— Start DATA TO USE —
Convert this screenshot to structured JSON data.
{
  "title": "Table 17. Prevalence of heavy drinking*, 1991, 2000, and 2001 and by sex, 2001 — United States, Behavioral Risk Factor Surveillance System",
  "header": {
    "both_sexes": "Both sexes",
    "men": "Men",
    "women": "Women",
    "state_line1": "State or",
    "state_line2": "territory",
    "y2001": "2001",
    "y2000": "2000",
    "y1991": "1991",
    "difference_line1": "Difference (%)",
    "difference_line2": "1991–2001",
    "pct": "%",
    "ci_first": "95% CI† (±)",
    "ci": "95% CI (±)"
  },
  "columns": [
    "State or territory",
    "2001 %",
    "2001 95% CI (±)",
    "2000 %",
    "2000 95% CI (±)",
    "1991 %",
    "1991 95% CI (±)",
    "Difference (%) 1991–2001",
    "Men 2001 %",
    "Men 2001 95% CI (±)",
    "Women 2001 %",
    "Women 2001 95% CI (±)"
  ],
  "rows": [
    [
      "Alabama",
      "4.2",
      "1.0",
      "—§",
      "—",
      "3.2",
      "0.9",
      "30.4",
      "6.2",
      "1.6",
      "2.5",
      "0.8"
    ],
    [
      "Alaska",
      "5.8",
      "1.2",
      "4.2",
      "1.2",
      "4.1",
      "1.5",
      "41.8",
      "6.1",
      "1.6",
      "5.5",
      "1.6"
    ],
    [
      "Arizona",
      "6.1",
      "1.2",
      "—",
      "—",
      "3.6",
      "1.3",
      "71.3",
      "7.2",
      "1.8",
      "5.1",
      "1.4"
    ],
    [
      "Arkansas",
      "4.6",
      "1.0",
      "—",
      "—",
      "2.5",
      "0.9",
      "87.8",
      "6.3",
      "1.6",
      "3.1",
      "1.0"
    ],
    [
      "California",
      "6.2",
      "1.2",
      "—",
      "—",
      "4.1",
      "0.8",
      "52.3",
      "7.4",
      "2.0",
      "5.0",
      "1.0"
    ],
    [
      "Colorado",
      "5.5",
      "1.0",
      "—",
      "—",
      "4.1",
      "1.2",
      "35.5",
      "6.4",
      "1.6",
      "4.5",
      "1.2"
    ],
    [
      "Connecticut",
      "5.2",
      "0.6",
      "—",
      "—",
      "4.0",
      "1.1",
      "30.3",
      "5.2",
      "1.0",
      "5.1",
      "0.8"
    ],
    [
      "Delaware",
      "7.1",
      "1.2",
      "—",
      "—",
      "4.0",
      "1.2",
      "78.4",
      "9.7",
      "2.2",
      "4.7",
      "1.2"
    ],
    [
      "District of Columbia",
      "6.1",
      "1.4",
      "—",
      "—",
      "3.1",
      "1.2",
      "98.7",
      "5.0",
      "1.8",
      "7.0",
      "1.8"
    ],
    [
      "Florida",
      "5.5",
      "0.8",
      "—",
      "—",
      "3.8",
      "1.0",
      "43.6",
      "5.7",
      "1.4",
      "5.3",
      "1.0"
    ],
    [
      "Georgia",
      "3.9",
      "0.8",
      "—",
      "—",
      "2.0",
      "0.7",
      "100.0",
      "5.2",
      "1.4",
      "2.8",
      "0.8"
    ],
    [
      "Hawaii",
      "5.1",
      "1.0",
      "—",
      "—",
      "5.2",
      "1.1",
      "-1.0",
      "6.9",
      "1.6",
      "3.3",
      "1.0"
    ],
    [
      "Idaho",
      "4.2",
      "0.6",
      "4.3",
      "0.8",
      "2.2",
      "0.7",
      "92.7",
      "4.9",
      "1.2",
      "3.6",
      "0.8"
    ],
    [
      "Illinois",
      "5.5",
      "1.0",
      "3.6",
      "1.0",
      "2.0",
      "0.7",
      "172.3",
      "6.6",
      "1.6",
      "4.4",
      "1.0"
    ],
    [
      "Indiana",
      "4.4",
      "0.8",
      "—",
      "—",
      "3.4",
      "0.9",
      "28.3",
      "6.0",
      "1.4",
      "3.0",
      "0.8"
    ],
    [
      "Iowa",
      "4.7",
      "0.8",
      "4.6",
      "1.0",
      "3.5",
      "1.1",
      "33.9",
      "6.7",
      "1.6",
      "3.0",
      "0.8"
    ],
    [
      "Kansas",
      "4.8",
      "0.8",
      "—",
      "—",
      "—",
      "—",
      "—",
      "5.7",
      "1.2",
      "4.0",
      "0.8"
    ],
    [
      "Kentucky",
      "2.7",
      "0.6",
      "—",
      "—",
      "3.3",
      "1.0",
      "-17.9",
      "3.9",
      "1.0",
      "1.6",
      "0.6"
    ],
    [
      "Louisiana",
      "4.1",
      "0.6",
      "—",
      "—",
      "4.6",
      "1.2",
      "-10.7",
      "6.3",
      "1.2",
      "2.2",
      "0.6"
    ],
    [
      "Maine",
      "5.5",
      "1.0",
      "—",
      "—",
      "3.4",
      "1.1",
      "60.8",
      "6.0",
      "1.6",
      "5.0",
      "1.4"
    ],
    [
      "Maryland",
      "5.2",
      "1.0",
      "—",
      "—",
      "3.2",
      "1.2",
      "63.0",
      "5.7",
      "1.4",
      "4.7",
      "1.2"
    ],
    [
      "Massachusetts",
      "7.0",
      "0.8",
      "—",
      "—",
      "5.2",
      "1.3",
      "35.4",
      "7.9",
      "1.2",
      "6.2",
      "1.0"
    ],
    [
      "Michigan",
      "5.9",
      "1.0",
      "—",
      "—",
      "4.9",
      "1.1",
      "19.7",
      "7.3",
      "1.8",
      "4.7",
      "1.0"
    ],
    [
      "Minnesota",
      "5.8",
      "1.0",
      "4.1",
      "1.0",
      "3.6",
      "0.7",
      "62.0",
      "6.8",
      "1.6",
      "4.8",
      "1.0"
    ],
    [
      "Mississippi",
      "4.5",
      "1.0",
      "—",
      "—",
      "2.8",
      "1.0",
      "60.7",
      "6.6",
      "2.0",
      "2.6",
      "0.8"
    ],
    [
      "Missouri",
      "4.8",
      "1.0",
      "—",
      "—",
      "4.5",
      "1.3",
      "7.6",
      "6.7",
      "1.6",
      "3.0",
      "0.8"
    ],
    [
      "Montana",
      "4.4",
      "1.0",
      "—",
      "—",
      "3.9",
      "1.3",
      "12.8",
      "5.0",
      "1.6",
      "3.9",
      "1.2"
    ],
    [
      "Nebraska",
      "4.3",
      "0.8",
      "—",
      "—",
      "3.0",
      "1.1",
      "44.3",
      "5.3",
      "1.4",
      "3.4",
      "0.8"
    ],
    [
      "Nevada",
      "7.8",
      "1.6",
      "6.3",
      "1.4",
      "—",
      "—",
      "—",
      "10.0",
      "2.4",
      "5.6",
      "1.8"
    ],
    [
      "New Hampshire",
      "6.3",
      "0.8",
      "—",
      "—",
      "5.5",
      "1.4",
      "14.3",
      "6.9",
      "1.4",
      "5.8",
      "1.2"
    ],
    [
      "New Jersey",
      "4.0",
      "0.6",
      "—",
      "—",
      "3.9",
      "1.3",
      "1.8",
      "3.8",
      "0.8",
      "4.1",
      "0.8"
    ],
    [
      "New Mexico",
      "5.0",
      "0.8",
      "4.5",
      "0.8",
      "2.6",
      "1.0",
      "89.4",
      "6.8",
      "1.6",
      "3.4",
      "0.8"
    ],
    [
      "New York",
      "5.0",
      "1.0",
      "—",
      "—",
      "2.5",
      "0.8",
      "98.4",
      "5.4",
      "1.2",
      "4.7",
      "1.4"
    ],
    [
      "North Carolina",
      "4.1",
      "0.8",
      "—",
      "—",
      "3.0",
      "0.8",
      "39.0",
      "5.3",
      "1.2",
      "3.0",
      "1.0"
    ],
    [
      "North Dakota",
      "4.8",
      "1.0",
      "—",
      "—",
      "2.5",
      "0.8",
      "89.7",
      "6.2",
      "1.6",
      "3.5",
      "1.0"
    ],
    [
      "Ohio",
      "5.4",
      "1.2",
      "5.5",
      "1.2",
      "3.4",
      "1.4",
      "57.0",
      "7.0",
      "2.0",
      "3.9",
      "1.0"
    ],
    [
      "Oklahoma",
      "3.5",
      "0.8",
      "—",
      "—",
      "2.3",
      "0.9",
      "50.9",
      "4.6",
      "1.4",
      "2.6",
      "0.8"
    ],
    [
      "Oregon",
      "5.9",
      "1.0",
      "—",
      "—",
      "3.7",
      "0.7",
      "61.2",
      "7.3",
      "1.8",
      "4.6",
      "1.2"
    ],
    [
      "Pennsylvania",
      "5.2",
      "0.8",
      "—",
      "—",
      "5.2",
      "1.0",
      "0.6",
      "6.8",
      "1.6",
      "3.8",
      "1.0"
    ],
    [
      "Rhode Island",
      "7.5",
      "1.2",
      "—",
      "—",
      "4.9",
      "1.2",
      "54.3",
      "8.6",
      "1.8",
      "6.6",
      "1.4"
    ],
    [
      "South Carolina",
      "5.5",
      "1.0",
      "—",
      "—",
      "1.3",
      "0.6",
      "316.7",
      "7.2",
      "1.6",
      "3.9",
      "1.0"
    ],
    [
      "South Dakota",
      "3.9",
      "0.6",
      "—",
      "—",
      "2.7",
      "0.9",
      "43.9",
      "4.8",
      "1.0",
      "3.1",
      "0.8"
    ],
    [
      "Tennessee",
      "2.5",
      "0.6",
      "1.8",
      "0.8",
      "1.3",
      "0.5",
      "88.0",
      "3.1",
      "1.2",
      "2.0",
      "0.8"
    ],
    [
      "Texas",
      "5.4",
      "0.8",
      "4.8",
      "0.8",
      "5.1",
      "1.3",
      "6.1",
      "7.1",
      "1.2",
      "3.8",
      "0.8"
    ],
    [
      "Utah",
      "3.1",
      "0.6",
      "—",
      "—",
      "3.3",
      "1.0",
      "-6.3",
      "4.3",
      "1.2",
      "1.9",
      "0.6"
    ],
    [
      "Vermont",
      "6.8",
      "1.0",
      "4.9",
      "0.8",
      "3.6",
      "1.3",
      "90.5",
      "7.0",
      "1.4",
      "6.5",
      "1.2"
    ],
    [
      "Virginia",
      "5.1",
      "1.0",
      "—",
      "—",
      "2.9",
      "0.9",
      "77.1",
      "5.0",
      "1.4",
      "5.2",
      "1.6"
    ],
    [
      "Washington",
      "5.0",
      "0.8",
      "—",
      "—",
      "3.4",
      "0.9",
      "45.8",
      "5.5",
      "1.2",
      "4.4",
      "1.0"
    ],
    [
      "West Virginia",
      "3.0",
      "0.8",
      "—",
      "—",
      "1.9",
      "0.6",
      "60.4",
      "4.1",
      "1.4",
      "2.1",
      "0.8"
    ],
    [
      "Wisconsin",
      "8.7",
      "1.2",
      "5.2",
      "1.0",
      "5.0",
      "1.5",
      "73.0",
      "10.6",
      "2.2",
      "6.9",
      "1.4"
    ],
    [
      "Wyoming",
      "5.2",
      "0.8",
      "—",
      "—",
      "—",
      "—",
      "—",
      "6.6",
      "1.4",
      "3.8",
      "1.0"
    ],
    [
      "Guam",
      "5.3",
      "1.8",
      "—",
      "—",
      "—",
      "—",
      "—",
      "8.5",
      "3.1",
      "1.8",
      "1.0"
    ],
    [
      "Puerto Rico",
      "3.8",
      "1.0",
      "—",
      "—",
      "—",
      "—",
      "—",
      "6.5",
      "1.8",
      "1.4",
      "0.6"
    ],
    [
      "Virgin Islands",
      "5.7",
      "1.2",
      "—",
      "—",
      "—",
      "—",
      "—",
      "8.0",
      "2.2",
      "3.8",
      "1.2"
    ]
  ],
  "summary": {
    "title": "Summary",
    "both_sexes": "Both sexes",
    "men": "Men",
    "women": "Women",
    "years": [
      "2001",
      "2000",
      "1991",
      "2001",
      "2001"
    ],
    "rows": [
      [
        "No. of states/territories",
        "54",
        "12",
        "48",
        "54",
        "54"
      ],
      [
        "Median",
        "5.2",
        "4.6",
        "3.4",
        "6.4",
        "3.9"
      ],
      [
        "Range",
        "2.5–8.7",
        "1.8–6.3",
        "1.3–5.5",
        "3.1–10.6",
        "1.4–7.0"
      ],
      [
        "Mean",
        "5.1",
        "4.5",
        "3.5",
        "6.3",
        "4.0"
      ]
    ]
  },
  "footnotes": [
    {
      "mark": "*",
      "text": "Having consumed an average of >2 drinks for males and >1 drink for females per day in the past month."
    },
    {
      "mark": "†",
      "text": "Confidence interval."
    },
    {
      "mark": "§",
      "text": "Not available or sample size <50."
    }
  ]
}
— End DATA TO USE —
AIM:
Of the lines in the material, how many contain the word "text"? Reply with the number and nothing else.

EXERCISE ANSWER:
3